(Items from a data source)
# # # #

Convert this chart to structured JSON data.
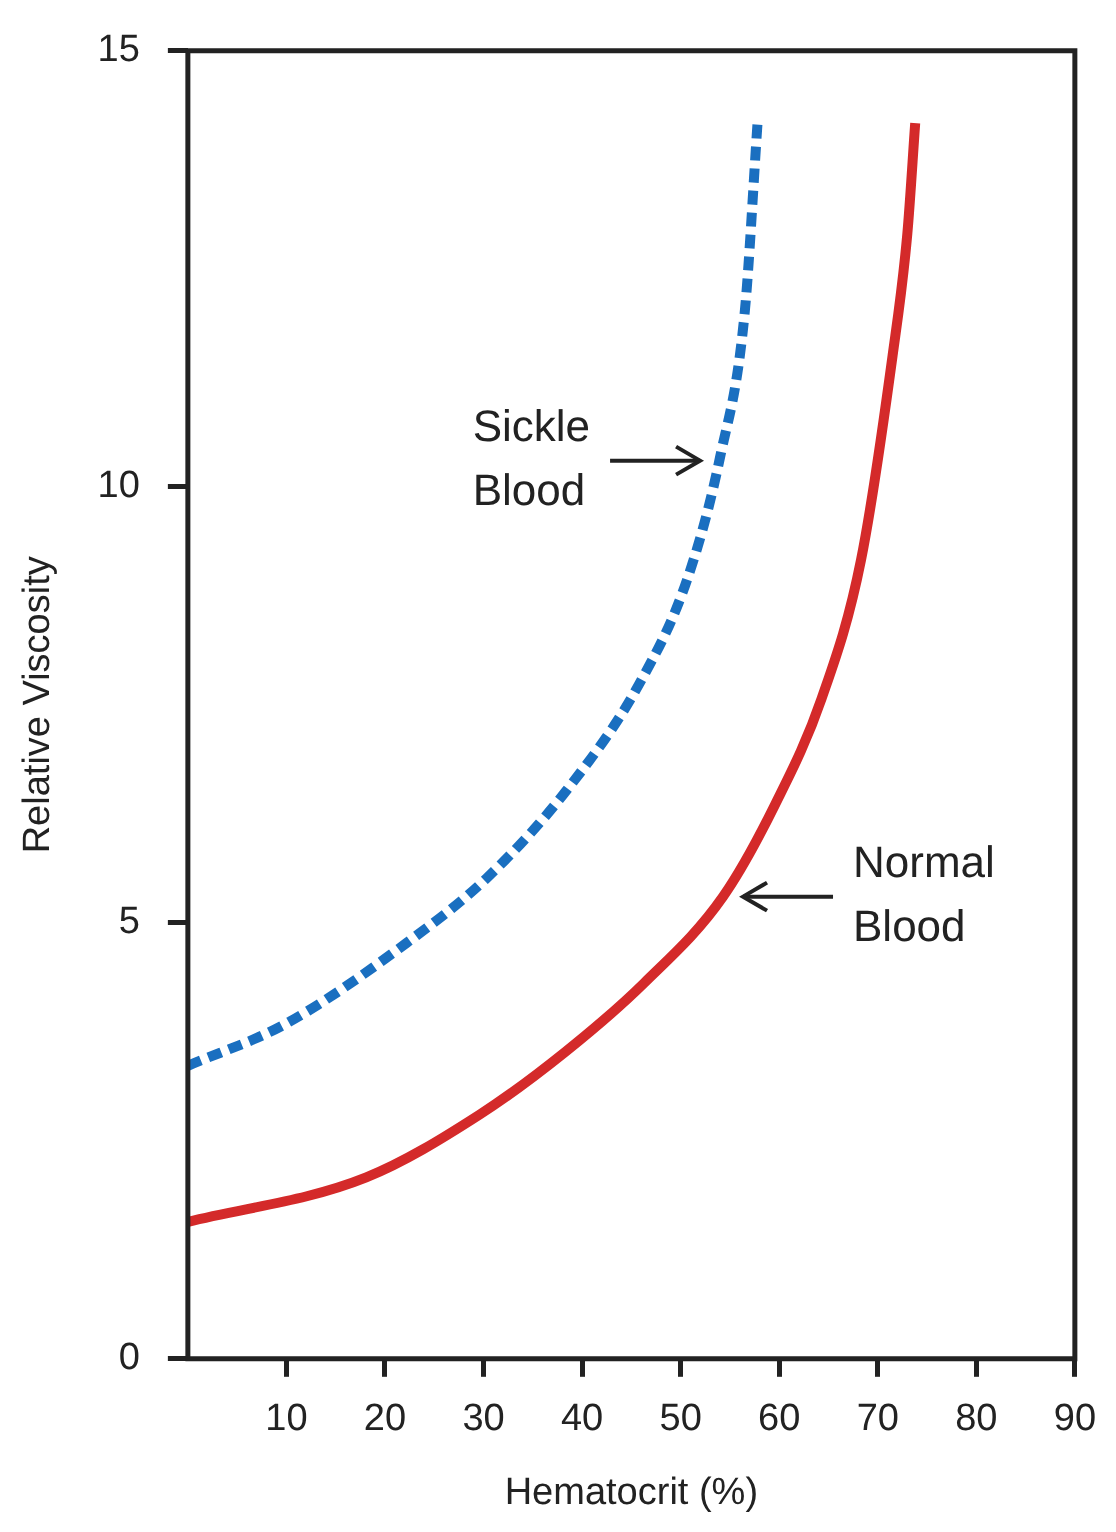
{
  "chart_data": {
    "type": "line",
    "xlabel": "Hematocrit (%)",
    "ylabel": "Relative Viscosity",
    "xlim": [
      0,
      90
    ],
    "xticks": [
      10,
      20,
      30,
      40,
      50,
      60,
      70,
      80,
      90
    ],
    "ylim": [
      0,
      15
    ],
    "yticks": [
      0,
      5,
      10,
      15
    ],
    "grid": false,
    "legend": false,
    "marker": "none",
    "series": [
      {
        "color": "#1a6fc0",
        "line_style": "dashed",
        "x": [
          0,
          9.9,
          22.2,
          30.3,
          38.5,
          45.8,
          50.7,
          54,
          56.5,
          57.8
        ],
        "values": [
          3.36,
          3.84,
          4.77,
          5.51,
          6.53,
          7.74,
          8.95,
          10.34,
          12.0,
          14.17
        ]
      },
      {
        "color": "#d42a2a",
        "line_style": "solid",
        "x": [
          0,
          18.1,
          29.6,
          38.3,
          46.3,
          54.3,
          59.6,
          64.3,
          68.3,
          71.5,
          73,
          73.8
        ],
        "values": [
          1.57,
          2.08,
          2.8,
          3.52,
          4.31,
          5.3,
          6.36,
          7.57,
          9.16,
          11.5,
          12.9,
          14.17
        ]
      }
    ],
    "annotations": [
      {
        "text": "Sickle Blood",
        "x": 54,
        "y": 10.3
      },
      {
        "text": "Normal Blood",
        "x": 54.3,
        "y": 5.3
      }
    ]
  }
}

# # # #

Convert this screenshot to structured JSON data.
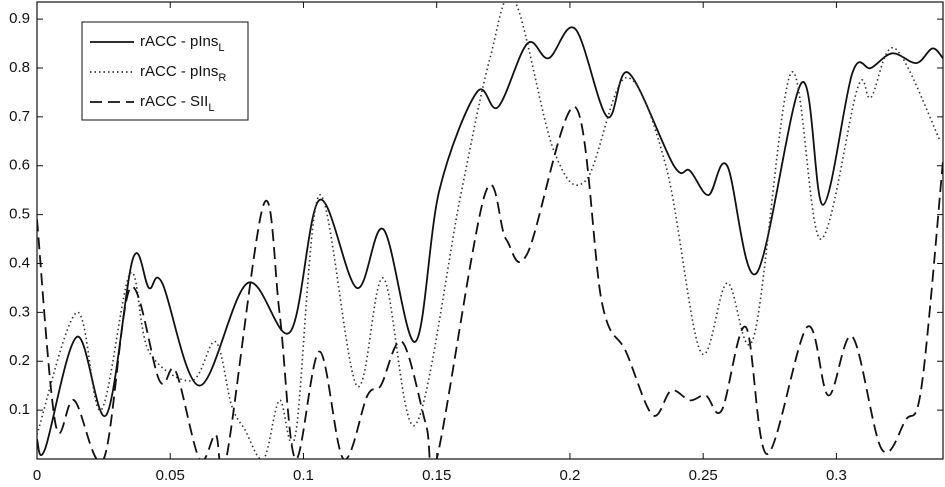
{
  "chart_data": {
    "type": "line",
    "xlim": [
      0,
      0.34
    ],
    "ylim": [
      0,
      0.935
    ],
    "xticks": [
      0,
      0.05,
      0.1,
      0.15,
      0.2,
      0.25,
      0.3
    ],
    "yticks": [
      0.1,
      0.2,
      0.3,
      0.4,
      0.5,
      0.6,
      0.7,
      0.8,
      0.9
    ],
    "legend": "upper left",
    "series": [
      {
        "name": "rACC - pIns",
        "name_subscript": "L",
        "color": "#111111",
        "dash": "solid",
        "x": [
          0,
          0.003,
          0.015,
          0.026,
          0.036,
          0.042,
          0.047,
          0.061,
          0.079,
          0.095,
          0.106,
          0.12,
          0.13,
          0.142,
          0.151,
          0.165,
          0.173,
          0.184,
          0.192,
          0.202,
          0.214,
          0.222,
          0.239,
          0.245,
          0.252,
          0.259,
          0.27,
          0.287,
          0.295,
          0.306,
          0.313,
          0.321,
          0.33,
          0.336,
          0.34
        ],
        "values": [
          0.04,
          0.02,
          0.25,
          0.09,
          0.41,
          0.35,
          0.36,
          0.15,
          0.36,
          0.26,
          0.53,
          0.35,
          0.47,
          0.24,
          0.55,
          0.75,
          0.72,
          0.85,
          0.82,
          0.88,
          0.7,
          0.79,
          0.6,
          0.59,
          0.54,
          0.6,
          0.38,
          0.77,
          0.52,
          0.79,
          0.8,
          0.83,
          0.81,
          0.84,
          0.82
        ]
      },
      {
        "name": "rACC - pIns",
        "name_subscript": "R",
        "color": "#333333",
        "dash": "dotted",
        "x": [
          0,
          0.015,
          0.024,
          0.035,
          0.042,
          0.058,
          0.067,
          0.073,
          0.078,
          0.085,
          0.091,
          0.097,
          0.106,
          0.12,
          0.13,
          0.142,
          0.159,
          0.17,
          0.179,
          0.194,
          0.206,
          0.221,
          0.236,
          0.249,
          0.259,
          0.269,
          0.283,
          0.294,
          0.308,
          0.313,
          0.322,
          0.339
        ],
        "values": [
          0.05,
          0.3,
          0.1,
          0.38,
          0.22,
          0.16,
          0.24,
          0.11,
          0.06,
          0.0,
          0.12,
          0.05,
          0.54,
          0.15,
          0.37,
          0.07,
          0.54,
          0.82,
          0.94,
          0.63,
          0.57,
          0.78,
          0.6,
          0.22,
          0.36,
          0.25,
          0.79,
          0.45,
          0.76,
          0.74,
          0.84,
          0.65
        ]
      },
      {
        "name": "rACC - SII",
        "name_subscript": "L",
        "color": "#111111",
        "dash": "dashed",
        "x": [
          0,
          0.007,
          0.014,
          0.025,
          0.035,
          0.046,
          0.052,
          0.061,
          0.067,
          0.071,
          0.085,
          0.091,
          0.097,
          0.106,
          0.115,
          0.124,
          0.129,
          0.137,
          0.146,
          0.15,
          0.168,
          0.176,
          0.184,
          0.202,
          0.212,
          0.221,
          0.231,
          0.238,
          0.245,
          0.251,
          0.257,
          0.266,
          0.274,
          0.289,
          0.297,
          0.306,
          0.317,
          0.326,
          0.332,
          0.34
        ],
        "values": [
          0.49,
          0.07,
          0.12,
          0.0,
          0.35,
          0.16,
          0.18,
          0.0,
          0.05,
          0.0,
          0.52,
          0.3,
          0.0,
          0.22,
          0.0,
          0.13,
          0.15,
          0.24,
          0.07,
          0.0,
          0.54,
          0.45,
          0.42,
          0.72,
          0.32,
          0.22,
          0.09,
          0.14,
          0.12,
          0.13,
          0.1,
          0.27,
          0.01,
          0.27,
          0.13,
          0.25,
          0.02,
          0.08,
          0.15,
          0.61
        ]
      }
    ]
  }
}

# # # #

* Your goal: Each line in the entries above that includes the string "color" should be extracted.

* Full output:
        "color": "#1a6fc0",
        "color": "#d42a2a",
        "color": "#111111",
        "color": "#333333",
        "color": "#111111",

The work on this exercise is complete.